• **What the task requires**: Every line with the word "girl" in it should be extracted from the data that follows.

• **Data records**:
.....
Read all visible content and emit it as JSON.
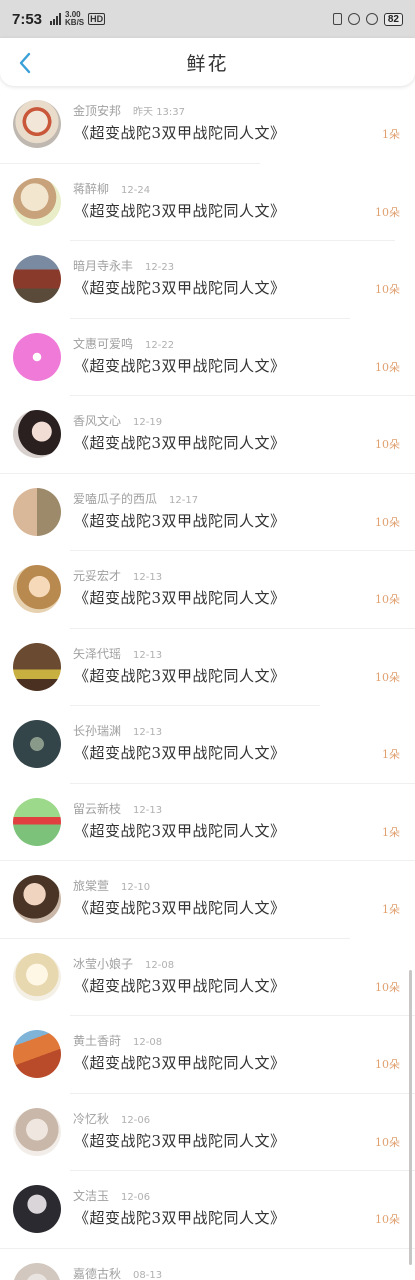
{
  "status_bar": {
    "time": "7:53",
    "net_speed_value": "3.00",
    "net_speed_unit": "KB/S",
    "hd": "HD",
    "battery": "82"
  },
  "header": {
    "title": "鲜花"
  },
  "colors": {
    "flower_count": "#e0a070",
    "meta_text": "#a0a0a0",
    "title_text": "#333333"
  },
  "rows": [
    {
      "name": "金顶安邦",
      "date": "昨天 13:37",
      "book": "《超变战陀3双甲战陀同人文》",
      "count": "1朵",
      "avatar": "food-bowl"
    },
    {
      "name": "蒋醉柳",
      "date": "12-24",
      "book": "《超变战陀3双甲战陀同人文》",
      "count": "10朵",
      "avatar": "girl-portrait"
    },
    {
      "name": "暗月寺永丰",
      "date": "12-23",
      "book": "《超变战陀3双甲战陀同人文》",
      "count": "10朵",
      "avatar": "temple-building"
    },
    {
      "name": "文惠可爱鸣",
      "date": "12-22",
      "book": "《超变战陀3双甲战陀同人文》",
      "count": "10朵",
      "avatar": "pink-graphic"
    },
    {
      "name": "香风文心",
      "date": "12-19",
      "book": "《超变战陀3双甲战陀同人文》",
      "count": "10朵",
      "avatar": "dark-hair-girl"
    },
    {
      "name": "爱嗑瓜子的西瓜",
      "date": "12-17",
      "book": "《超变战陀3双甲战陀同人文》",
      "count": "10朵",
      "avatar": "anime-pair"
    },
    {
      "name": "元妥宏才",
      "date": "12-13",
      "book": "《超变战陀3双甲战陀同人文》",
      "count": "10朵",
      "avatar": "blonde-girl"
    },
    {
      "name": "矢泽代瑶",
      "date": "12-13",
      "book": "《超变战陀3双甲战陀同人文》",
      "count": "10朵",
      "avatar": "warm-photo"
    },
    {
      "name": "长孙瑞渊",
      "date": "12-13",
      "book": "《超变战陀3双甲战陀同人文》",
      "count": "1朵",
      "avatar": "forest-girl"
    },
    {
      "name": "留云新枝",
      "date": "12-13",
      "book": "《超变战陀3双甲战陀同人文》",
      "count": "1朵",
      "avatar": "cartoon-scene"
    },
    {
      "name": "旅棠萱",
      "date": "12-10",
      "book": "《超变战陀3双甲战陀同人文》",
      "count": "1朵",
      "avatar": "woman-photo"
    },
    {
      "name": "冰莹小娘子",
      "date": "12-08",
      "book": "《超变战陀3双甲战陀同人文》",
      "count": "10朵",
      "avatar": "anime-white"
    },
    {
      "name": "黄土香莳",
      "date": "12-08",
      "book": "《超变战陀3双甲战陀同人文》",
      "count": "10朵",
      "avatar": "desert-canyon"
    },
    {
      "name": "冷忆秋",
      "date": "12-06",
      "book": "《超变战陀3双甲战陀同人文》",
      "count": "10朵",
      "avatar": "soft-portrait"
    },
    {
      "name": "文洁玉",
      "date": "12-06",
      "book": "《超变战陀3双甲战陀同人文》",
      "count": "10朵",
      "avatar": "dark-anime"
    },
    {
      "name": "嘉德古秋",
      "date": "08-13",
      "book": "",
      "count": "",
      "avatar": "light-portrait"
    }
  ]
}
.....
• **Exercise solution**:
      "avatar": "girl-portrait"
      "avatar": "dark-hair-girl"
      "avatar": "blonde-girl"
      "avatar": "forest-girl"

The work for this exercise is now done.